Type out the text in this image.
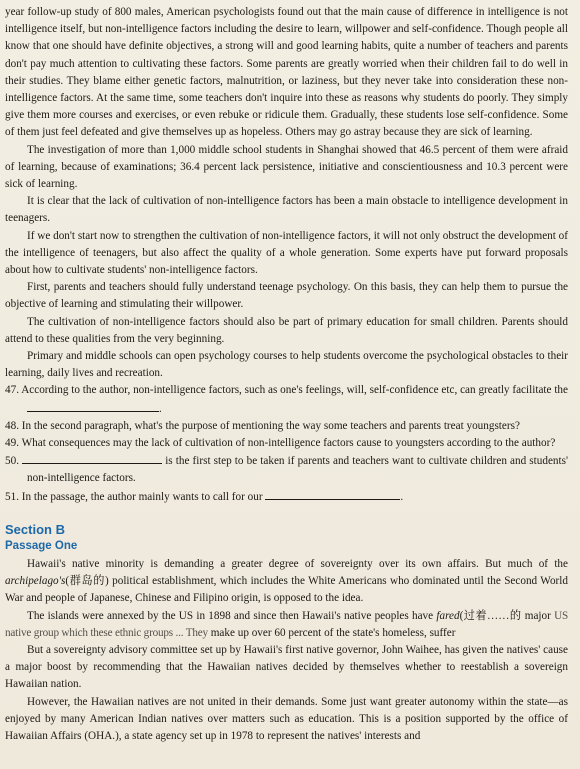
year follow-up study of 800 males, American psychologists found out that the main cause of difference in intelligence is not intelligence itself, but non-intelligence factors including the desire to learn, willpower and self-confidence. Though people all know that one should have definite objectives, a strong will and good learning habits, quite a number of teachers and parents don't pay much attention to cultivating these factors. Some parents are greatly worried when their children fail to do well in their studies. They blame either genetic factors, malnutrition, or laziness, but they never take into consideration these non-intelligence factors. At the same time, some teachers don't inquire into these as reasons why students do poorly. They simply give them more courses and exercises, or even rebuke or ridicule them. Gradually, these students lose self-confidence. Some of them just feel defeated and give themselves up as hopeless. Others may go astray because they are sick of learning.

The investigation of more than 1,000 middle school students in Shanghai showed that 46.5 percent of them were afraid of learning, because of examinations; 36.4 percent lack persistence, initiative and conscientiousness and 10.3 percent were sick of learning.

It is clear that the lack of cultivation of non-intelligence factors has been a main obstacle to intelligence development in teenagers.

If we don't start now to strengthen the cultivation of non-intelligence factors, it will not only obstruct the development of the intelligence of teenagers, but also affect the quality of a whole generation. Some experts have put forward proposals about how to cultivate students' non-intelligence factors.

First, parents and teachers should fully understand teenage psychology. On this basis, they can help them to pursue the objective of learning and stimulating their willpower.

The cultivation of non-intelligence factors should also be part of primary education for small children. Parents should attend to these qualities from the very beginning.

Primary and middle schools can open psychology courses to help students overcome the psychological obstacles to their learning, daily lives and recreation.

47. According to the author, non-intelligence factors, such as one's feelings, will, self-confidence etc, can greatly facilitate the .

48. In the second paragraph, what's the purpose of mentioning the way some teachers and parents treat youngsters?

49. What consequences may the lack of cultivation of non-intelligence factors cause to youngsters according to the author?

50.	is the first step to be taken if parents and teachers want to cultivate children and students' non-intelligence factors.

51. In the passage, the author mainly wants to call for our	.

Section B
Passage One

Hawaii's native minority is demanding a greater degree of sovereignty over its own affairs. But much of the archipelago's(群岛的) political establishment, which includes the White Americans who dominated until the Second World War and people of Japanese, Chinese and Filipino origin, is opposed to the idea.

The islands were annexed by the US in 1898 and since then Hawaii's native peoples have fared(过着……的 major US native group which these ethnic groups ... They make up over 60 percent of the state's homeless, suffer

But a sovereignty advisory committee set up by Hawaii's first native governor, John Waihee, has given the natives' cause a major boost by recommending that the Hawaiian natives decided by themselves whether to reestablish a sovereign Hawaiian nation.

However, the Hawaiian natives are not united in their demands. Some just want greater autonomy within the state—as enjoyed by many American Indian natives over matters such as education. This is a position supported by the office of Hawaiian Affairs (OHA.), a state agency set up in 1978 to represent the natives' interests and
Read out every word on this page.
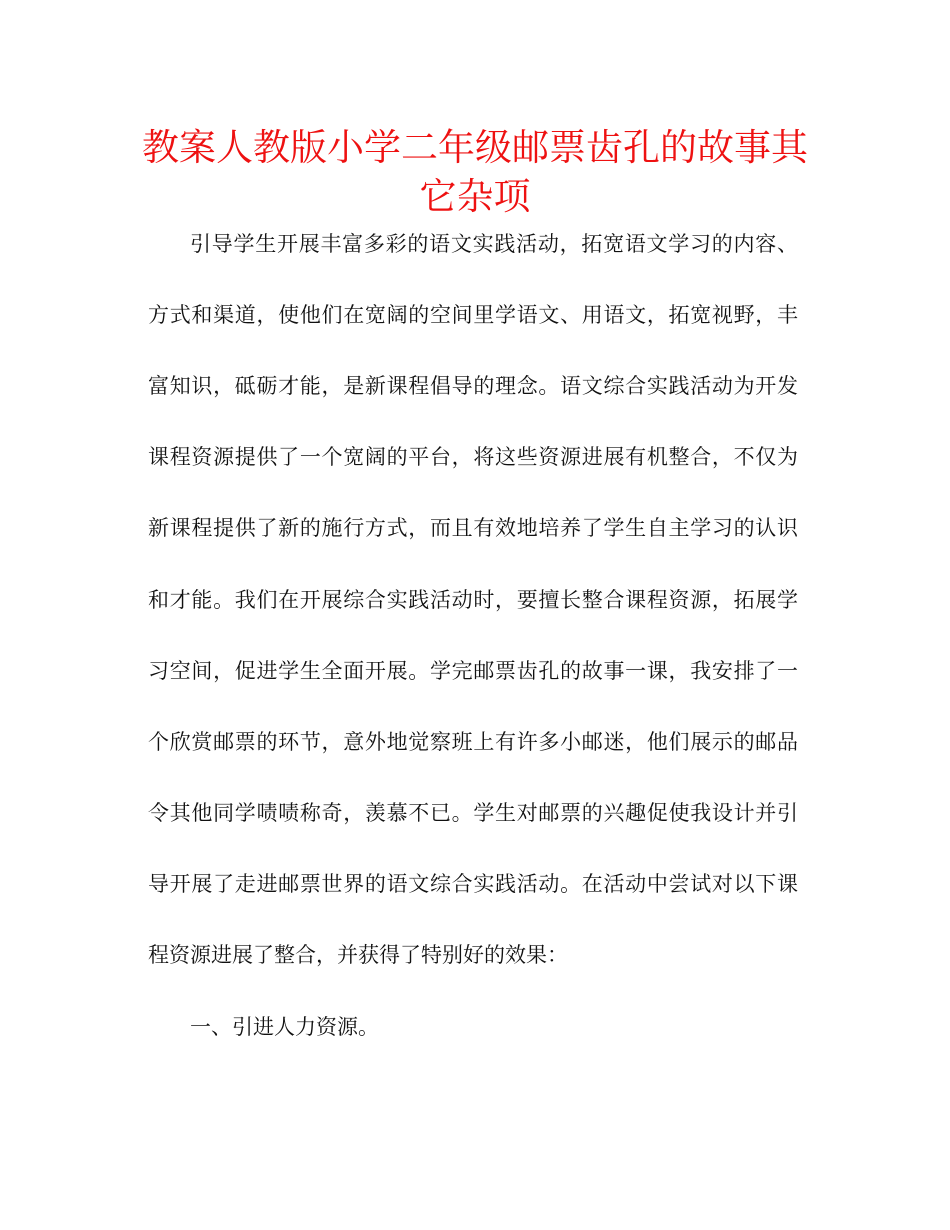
教案人教版小学二年级邮票齿孔的故事其
它杂项

引导学生开展丰富多彩的语文实践活动，拓宽语文学习的内容、

方式和渠道，使他们在宽阔的空间里学语文、用语文，拓宽视野，丰

富知识，砥砺才能，是新课程倡导的理念。语文综合实践活动为开发

课程资源提供了一个宽阔的平台，将这些资源进展有机整合，不仅为

新课程提供了新的施行方式，而且有效地培养了学生自主学习的认识

和才能。我们在开展综合实践活动时，要擅长整合课程资源，拓展学

习空间，促进学生全面开展。学完邮票齿孔的故事一课，我安排了一

个欣赏邮票的环节，意外地觉察班上有许多小邮迷，他们展示的邮品

令其他同学啧啧称奇，羡慕不已。学生对邮票的兴趣促使我设计并引

导开展了走进邮票世界的语文综合实践活动。在活动中尝试对以下课

程资源进展了整合，并获得了特别好的效果：

一、引进人力资源。
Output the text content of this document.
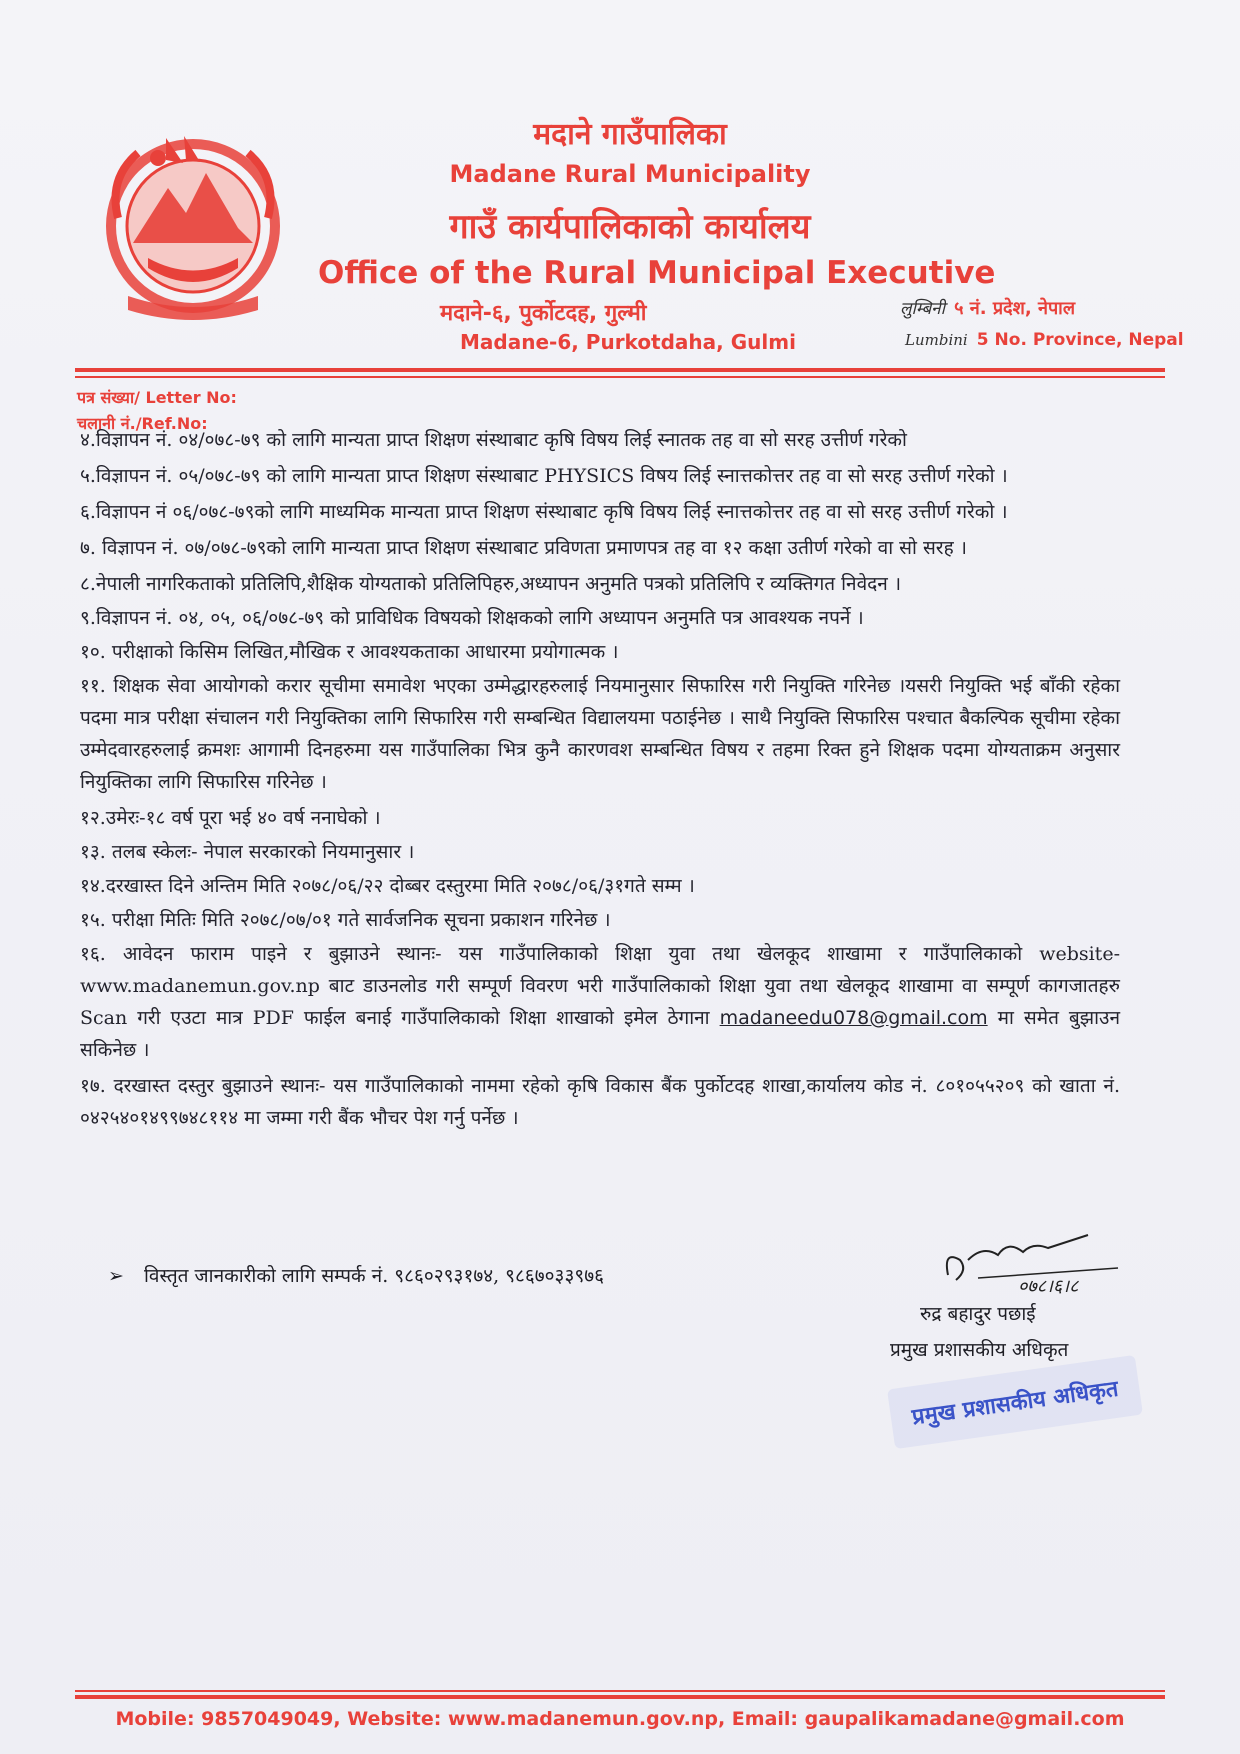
मदाने गाउँपालिका
Madane Rural Municipality
गाउँ कार्यपालिकाको कार्यालय
Office of the Rural Municipal Executive
मदाने-६, पुर्कोटदह, गुल्मी
Madane-6, Purkotdaha, Gulmi
लुम्बिनी ५ नं. प्रदेश, नेपाल
Lumbini 5 No. Province, Nepal
पत्र संख्या/ Letter No:
चलानी नं./Ref.No:

४.विज्ञापन नं. ०४/०७८-७९ को लागि मान्यता प्राप्त शिक्षण संस्थाबाट कृषि विषय लिई स्नातक तह वा सो सरह उत्तीर्ण गरेको

५.विज्ञापन नं. ०५/०७८-७९ को लागि मान्यता प्राप्त शिक्षण संस्थाबाट PHYSICS विषय लिई स्नात्तकोत्तर तह वा सो सरह उत्तीर्ण गरेको ।

६.विज्ञापन नं ०६/०७८-७९को लागि माध्यमिक मान्यता प्राप्त शिक्षण संस्थाबाट कृषि विषय लिई स्नात्तकोत्तर तह वा सो सरह उत्तीर्ण गरेको ।

७. विज्ञापन नं. ०७/०७८-७९को लागि मान्यता प्राप्त शिक्षण संस्थाबाट प्रविणता प्रमाणपत्र तह वा १२ कक्षा उतीर्ण गरेको वा सो सरह ।

८.नेपाली नागरिकताको प्रतिलिपि,शैक्षिक योग्यताको प्रतिलिपिहरु,अध्यापन अनुमति पत्रको प्रतिलिपि र व्यक्तिगत निवेदन ।

९.विज्ञापन नं. ०४, ०५, ०६/०७८-७९ को प्राविधिक विषयको शिक्षकको लागि अध्यापन अनुमति पत्र आवश्यक नपर्ने ।

१०. परीक्षाको किसिम लिखित,मौखिक र आवश्यकताका आधारमा प्रयोगात्मक ।

११. शिक्षक सेवा आयोगको करार सूचीमा समावेश भएका उम्मेद्धारहरुलाई नियमानुसार सिफारिस गरी नियुक्ति गरिनेछ ।यसरी नियुक्ति भई बाँकी रहेका पदमा मात्र परीक्षा संचालन गरी नियुक्तिका लागि सिफारिस गरी सम्बन्धित विद्यालयमा पठाईनेछ । साथै नियुक्ति सिफारिस पश्चात बैकल्पिक सूचीमा रहेका उम्मेदवारहरुलाई क्रमशः आगामी दिनहरुमा यस गाउँपालिका भित्र कुनै कारणवश सम्बन्धित विषय र तहमा रिक्त हुने शिक्षक पदमा योग्यताक्रम अनुसार नियुक्तिका लागि सिफारिस गरिनेछ ।

१२.उमेरः-१८ वर्ष पूरा भई ४० वर्ष ननाघेको ।

१३. तलब स्केलः- नेपाल सरकारको नियमानुसार ।

१४.दरखास्त दिने अन्तिम मिति २०७८/०६/२२ दोब्बर दस्तुरमा मिति २०७८/०६/३१गते सम्म ।

१५. परीक्षा मितिः मिति २०७८/०७/०१ गते सार्वजनिक सूचना प्रकाशन गरिनेछ ।

१६. आवेदन फाराम पाइने र बुझाउने स्थानः- यस गाउँपालिकाको शिक्षा युवा तथा खेलकूद शाखामा र गाउँपालिकाको website-www.madanemun.gov.np बाट डाउनलोड गरी सम्पूर्ण विवरण भरी गाउँपालिकाको शिक्षा युवा तथा खेलकूद शाखामा वा सम्पूर्ण कागजातहरु Scan गरी एउटा मात्र PDF फाईल बनाई गाउँपालिकाको शिक्षा शाखाको इमेल ठेगाना madaneedu078@gmail.com मा समेत बुझाउन सकिनेछ ।

१७. दरखास्त दस्तुर बुझाउने स्थानः- यस गाउँपालिकाको नाममा रहेको कृषि विकास बैंक पुर्कोटदह शाखा,कार्यालय कोड नं. ८०१०५५२०९ को खाता नं. ०४२५४०१४९९७४८११४ मा जम्मा गरी बैंक भौचर पेश गर्नु पर्नेछ ।

➢ विस्तृत जानकारीको लागि सम्पर्क नं. ९८६०२९३१७४, ९८६७०३३९७६	०७८।६।८
रुद्र बहादुर पछाई
प्रमुख प्रशासकीय अधिकृत
प्रमुख प्रशासकीय अधिकृत
Mobile: 9857049049, Website: www.madanemun.gov.np, Email: gaupalikamadane@gmail.com
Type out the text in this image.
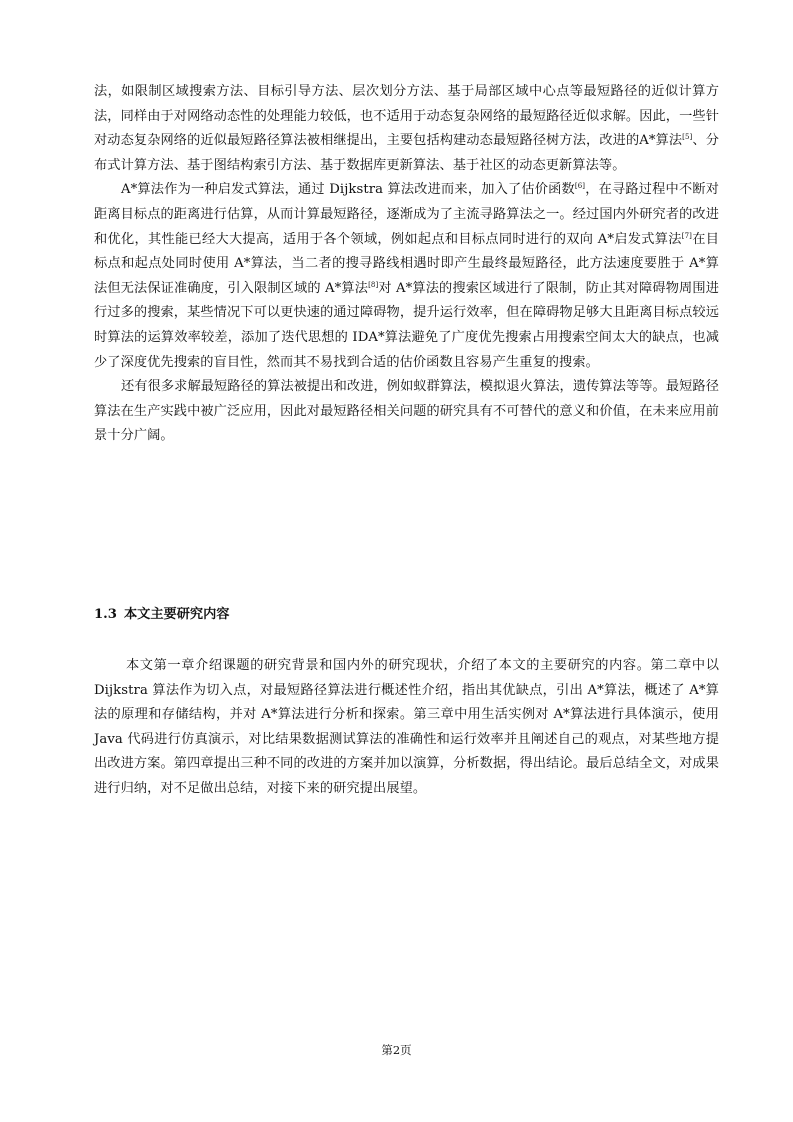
法，如限制区域搜索方法、目标引导方法、层次划分方法、基于局部区域中心点等最短路径的近似计算方法，同样由于对网络动态性的处理能力较低，也不适用于动态复杂网络的最短路径近似求解。因此，一些针对动态复杂网络的近似最短路径算法被相继提出，主要包括构建动态最短路径树方法，改进的A*算法[5]、分布式计算方法、基于图结构索引方法、基于数据库更新算法、基于社区的动态更新算法等。

A*算法作为一种启发式算法，通过 Dijkstra 算法改进而来，加入了估价函数[6]，在寻路过程中不断对距离目标点的距离进行估算，从而计算最短路径，逐渐成为了主流寻路算法之一。经过国内外研究者的改进和优化，其性能已经大大提高，适用于各个领域，例如起点和目标点同时进行的双向 A*启发式算法[7]在目标点和起点处同时使用 A*算法，当二者的搜寻路线相遇时即产生最终最短路径，此方法速度要胜于 A*算法但无法保证准确度，引入限制区域的 A*算法[8]对 A*算法的搜索区域进行了限制，防止其对障碍物周围进行过多的搜索，某些情况下可以更快速的通过障碍物，提升运行效率，但在障碍物足够大且距离目标点较远时算法的运算效率较差，添加了迭代思想的 IDA*算法避免了广度优先搜索占用搜索空间太大的缺点，也减少了深度优先搜索的盲目性，然而其不易找到合适的估价函数且容易产生重复的搜索。

还有很多求解最短路径的算法被提出和改进，例如蚁群算法，模拟退火算法，遗传算法等等。最短路径算法在生产实践中被广泛应用，因此对最短路径相关问题的研究具有不可替代的意义和价值，在未来应用前景十分广阔。

1.3 本文主要研究内容

本文第一章介绍课题的研究背景和国内外的研究现状，介绍了本文的主要研究的内容。第二章中以 Dijkstra 算法作为切入点，对最短路径算法进行概述性介绍，指出其优缺点，引出 A*算法，概述了 A*算法的原理和存储结构，并对 A*算法进行分析和探索。第三章中用生活实例对 A*算法进行具体演示，使用 Java 代码进行仿真演示，对比结果数据测试算法的准确性和运行效率并且阐述自己的观点，对某些地方提出改进方案。第四章提出三种不同的改进的方案并加以演算，分析数据，得出结论。最后总结全文，对成果进行归纳，对不足做出总结，对接下来的研究提出展望。

第2页
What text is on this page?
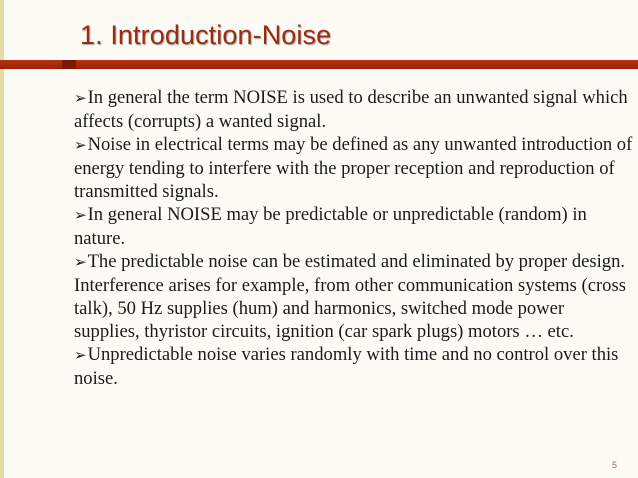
1. Introduction-Noise
➢In general the term NOISE is used to describe an unwanted signal which affects (corrupts) a wanted signal.
➢Noise in electrical terms may be defined as any unwanted introduction of energy tending to interfere with the proper reception and reproduction of transmitted signals.
➢In general NOISE may be predictable or unpredictable (random) in nature.
➢The predictable noise can be estimated and eliminated by proper design. Interference arises for example, from other communication systems (cross talk), 50 Hz supplies (hum) and harmonics, switched mode power supplies, thyristor circuits, ignition (car spark plugs) motors … etc.
➢Unpredictable noise varies randomly with time and no control over this noise.
5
──────────
Set task:
Look over the listing. Pull out every line with the string "cultivation" in it.

Worked answer:
It is clear that the lack of cultivation of non-intelligence factors has been a main obstacle to intelligence development in teenagers.
If we don't start now to strengthen the cultivation of non-intelligence factors, it will not only obstruct the development of the intelligence of teenagers, but also affect the quality of a whole generation. Some experts have put forward proposals about how to cultivate students' non-intelligence factors.
The cultivation of non-intelligence factors should also be part of primary education for small children. Parents should attend to these qualities from the very beginning.
49. What consequences may the lack of cultivation of non-intelligence factors cause to youngsters according to the author?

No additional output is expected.